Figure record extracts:
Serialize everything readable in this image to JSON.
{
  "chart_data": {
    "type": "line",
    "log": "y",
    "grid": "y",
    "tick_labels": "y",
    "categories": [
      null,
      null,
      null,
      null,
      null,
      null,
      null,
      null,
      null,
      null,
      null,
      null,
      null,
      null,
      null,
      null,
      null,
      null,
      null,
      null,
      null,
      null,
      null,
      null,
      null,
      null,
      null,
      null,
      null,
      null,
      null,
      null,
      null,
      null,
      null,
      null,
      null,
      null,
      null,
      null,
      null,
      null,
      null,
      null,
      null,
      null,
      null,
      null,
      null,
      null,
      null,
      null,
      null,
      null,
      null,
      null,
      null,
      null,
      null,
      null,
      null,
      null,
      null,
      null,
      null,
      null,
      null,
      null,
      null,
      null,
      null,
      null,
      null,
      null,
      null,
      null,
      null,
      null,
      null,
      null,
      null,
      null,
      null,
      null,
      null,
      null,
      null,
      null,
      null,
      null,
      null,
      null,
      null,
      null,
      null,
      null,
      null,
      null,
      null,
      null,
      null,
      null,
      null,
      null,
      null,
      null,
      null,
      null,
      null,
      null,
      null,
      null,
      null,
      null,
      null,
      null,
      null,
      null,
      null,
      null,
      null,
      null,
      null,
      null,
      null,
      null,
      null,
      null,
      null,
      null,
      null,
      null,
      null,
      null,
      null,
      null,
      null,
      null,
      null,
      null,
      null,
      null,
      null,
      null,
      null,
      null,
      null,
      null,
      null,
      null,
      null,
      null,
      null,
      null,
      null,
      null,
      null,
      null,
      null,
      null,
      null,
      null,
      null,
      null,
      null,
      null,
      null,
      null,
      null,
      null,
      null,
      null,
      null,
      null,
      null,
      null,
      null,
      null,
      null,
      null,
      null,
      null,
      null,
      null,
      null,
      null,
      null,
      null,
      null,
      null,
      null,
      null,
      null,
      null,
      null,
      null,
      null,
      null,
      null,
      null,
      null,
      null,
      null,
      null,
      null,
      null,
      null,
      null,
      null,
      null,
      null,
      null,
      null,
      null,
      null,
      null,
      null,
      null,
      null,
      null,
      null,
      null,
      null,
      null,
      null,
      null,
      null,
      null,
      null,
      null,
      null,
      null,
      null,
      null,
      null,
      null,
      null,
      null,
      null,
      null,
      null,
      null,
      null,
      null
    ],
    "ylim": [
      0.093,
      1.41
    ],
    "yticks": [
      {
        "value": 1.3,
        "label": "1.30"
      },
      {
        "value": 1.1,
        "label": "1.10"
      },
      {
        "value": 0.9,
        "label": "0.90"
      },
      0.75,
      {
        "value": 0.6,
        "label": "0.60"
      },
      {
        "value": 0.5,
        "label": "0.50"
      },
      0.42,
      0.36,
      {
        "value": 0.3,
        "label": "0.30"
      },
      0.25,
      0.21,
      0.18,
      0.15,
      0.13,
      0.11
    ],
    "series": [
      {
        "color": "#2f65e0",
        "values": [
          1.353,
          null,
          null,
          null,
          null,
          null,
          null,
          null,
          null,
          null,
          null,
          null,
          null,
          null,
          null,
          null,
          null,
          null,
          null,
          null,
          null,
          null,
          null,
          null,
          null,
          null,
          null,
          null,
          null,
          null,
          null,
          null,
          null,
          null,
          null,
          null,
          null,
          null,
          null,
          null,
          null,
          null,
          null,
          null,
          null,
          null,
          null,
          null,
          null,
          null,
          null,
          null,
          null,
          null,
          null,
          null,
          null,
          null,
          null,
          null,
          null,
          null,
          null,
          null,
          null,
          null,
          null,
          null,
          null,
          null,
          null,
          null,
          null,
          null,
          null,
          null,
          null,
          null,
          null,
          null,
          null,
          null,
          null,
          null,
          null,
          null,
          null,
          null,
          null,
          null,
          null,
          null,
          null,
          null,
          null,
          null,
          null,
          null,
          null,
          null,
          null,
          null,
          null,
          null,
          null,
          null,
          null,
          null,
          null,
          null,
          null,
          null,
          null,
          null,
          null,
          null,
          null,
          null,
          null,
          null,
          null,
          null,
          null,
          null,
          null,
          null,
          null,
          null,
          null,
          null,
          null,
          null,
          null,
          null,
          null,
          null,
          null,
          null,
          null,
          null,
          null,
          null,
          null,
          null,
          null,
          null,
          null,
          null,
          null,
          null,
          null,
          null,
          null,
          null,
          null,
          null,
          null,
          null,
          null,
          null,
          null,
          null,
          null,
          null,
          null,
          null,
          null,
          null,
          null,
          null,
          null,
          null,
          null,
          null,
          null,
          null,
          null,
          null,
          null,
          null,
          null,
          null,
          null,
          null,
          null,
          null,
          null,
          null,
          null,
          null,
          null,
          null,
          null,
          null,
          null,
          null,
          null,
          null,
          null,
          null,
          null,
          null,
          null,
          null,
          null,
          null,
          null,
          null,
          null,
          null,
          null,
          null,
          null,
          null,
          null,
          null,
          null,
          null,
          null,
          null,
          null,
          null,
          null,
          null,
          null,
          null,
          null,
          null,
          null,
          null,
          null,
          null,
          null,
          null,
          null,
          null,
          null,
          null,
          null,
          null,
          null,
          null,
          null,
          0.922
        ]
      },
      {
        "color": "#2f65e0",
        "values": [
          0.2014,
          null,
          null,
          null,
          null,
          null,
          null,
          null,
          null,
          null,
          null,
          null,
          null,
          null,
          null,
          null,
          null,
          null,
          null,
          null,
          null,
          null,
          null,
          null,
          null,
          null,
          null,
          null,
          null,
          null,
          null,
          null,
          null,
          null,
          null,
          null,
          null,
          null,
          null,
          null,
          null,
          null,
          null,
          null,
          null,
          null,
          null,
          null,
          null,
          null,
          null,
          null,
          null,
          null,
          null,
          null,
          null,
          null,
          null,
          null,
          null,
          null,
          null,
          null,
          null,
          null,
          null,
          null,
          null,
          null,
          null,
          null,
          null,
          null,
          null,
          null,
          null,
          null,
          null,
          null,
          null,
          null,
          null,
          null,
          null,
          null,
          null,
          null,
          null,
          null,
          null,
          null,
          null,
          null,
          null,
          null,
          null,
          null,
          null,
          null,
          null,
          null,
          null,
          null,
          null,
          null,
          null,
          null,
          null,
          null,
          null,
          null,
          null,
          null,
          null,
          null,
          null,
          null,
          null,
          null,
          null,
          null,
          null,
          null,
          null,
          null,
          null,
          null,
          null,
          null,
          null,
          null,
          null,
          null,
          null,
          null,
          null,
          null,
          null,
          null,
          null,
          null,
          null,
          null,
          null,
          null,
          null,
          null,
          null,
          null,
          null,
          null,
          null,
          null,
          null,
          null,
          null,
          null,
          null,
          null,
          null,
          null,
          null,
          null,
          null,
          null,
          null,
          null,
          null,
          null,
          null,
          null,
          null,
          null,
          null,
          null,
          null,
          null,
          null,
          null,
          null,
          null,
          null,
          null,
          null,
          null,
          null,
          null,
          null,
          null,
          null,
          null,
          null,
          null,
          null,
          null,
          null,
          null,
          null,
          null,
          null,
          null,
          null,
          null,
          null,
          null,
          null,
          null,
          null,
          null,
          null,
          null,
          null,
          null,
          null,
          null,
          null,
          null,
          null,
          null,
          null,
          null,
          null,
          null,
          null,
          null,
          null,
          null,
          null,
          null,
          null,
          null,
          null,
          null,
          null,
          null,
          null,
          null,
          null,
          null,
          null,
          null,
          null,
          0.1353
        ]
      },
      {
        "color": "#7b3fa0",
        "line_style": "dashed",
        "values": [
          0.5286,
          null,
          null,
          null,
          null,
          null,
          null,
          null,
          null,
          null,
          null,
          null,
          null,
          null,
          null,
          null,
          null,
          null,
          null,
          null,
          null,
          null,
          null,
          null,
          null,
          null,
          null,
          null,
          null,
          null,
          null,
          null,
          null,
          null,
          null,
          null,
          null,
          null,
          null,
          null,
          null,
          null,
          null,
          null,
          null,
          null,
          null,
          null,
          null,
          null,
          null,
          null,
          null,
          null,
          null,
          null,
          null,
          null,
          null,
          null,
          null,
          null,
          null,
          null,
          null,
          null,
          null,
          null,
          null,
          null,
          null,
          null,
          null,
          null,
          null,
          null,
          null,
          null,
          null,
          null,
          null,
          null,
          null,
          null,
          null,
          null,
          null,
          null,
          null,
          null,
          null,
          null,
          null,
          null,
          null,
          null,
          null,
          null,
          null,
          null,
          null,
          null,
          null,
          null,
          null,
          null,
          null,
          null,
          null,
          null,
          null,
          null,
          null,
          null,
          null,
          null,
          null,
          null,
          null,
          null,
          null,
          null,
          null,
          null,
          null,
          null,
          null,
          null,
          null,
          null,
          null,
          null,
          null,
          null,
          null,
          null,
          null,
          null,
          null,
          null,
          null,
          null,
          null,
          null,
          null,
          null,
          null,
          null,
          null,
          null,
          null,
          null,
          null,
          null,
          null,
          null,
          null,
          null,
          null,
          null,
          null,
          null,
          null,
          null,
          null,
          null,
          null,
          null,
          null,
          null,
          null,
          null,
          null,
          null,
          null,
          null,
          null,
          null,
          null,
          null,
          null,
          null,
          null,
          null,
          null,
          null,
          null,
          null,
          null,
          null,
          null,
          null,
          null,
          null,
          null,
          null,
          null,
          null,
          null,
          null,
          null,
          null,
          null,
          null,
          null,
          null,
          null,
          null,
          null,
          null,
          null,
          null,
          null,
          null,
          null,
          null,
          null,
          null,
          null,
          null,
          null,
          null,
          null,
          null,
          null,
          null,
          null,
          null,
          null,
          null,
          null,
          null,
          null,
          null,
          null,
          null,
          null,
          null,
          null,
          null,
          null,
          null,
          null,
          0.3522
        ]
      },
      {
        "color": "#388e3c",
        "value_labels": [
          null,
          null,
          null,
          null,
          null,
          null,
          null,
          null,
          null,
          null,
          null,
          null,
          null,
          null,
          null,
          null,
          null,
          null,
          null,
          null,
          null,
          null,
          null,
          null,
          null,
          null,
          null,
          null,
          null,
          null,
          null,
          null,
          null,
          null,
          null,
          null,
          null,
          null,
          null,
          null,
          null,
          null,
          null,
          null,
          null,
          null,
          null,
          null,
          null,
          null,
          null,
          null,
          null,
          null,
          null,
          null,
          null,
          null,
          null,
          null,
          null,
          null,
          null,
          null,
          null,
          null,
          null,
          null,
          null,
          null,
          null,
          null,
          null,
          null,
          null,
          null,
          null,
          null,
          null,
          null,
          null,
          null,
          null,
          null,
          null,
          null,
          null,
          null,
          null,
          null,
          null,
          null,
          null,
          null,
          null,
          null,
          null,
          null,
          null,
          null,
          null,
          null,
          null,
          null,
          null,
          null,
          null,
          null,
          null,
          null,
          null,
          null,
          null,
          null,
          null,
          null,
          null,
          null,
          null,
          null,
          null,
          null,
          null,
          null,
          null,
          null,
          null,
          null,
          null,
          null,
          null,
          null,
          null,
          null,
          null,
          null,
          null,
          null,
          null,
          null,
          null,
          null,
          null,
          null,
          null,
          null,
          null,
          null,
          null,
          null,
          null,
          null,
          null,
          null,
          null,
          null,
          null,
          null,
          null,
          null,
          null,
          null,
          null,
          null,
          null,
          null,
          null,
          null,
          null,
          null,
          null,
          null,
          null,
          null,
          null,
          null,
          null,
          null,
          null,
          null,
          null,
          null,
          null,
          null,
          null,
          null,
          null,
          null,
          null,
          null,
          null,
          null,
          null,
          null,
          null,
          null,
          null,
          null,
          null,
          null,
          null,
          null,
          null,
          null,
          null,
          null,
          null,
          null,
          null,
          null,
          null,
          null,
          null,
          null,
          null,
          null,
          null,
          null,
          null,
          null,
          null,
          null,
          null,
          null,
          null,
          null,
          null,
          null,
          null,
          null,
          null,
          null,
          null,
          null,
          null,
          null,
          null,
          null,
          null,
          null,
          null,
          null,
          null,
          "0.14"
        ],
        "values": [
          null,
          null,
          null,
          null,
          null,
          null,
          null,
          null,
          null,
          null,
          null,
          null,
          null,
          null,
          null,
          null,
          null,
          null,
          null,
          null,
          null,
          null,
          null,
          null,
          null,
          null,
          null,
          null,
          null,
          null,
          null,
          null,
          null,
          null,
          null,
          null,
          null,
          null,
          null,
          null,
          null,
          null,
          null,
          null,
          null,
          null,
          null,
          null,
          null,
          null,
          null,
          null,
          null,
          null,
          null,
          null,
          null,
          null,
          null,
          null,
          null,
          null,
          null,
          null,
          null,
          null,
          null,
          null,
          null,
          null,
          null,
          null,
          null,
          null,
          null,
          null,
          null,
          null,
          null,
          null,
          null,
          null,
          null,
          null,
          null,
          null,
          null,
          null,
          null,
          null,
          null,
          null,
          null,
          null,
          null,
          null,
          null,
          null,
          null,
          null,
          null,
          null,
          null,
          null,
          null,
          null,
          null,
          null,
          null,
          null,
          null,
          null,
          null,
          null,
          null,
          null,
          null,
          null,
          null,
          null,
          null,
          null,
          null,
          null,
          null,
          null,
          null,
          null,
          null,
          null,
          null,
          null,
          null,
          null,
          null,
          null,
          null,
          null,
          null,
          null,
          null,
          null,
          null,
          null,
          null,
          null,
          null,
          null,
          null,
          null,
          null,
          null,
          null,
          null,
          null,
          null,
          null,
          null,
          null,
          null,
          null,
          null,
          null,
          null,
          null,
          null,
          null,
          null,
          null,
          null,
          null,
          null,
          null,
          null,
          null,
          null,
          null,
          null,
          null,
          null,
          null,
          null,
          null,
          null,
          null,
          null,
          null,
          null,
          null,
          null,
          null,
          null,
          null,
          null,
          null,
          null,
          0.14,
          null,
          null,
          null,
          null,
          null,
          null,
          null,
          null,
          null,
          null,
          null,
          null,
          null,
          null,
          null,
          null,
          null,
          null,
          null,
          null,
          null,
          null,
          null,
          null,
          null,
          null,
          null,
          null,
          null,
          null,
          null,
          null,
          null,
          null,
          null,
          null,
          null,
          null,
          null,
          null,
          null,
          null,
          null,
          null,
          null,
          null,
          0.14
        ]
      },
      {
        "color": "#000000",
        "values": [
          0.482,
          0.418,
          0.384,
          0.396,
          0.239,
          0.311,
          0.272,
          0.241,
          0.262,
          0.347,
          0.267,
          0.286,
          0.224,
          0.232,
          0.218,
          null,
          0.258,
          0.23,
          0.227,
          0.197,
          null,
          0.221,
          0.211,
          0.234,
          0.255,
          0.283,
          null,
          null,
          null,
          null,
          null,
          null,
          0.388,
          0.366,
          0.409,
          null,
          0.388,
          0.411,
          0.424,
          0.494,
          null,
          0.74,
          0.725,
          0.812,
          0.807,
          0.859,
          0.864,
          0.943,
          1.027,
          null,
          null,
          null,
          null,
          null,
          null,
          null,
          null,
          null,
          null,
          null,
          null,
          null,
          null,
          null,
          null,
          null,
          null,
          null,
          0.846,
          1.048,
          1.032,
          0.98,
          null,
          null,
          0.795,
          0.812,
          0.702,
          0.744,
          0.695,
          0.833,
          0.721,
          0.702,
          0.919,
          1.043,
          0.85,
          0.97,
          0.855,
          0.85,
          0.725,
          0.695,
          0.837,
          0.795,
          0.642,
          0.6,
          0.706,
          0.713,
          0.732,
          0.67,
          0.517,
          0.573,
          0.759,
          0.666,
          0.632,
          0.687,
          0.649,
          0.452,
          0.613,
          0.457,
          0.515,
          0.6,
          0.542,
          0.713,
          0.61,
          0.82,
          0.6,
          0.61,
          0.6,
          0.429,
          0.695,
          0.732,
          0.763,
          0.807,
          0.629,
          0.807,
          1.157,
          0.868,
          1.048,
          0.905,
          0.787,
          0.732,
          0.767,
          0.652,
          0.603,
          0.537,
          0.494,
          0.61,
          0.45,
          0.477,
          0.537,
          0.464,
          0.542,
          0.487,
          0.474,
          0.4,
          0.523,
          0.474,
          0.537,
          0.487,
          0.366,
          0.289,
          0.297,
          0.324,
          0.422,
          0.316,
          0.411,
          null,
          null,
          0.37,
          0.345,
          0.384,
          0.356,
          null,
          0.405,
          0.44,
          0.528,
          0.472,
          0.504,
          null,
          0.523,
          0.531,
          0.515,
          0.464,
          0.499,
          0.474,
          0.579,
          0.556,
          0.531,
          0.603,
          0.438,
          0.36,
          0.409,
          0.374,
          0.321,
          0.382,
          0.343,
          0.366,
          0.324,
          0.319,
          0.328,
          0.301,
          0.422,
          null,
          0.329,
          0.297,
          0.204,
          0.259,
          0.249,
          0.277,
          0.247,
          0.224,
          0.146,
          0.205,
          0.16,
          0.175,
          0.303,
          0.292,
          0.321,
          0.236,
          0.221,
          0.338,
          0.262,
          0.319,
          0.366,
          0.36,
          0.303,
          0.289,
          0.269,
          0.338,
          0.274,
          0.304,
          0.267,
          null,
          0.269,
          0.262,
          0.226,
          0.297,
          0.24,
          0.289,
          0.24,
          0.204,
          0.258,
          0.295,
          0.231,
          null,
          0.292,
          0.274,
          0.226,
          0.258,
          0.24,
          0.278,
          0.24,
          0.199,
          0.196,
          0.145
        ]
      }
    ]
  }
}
---
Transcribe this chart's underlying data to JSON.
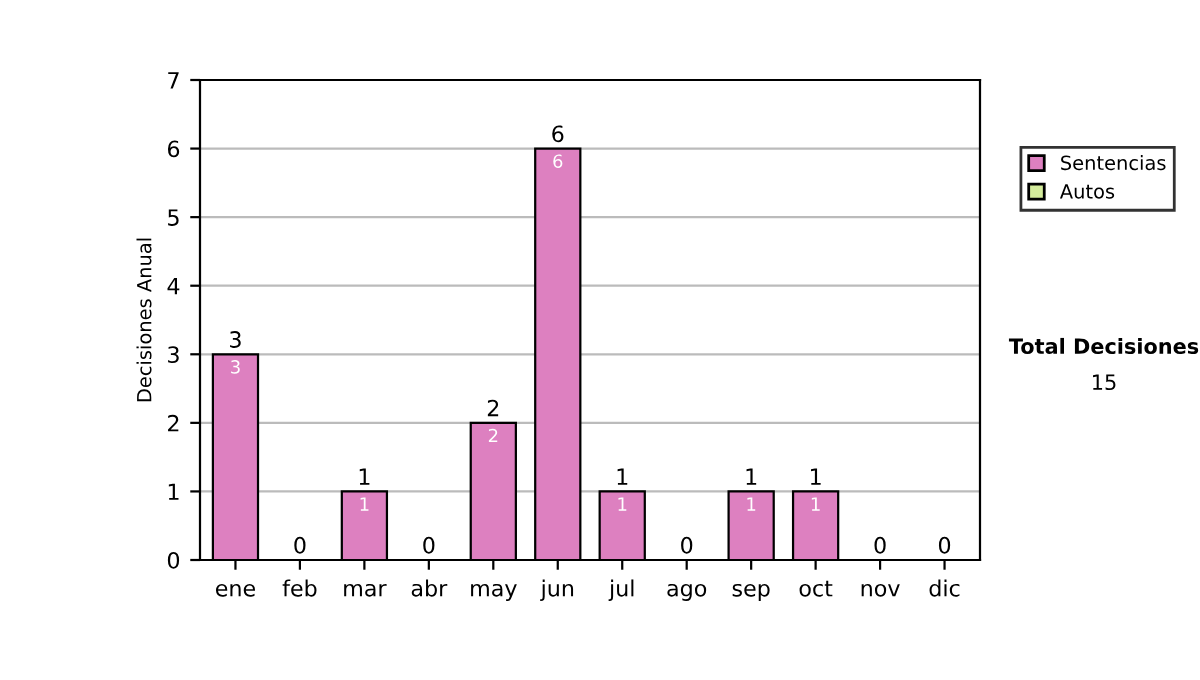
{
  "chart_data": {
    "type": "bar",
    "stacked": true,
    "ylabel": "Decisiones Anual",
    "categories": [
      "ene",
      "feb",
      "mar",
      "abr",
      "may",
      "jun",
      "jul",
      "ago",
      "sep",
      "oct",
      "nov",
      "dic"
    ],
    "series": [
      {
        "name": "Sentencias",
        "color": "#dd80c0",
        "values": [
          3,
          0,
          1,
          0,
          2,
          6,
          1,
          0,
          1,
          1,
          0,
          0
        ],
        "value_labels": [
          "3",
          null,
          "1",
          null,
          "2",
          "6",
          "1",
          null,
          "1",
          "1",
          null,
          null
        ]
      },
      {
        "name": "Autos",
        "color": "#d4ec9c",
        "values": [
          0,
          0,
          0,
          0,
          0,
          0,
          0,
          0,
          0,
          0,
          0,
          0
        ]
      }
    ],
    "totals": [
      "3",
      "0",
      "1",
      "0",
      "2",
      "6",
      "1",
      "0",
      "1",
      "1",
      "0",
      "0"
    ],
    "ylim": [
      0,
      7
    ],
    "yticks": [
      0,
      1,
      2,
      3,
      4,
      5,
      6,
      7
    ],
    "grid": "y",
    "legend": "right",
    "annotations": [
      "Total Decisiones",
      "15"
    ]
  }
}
==
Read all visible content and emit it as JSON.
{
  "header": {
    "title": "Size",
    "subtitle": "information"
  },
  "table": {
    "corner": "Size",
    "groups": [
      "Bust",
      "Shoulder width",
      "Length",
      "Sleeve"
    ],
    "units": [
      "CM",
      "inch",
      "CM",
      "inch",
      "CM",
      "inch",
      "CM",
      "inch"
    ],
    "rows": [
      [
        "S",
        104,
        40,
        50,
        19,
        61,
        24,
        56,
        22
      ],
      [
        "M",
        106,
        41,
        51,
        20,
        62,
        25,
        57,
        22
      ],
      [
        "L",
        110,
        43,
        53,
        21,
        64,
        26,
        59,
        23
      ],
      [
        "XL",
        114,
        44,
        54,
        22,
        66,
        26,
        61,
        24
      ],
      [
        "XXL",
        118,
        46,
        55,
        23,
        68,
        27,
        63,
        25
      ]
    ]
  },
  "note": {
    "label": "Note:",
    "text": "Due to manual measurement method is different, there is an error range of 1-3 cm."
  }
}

# [PROBLEM REQUIREMENTS]
Show all lines above holding "Decisiones".

# [COMPLETE RESPONSE]
    "ylabel": "Decisiones Anual",
      "Total Decisiones",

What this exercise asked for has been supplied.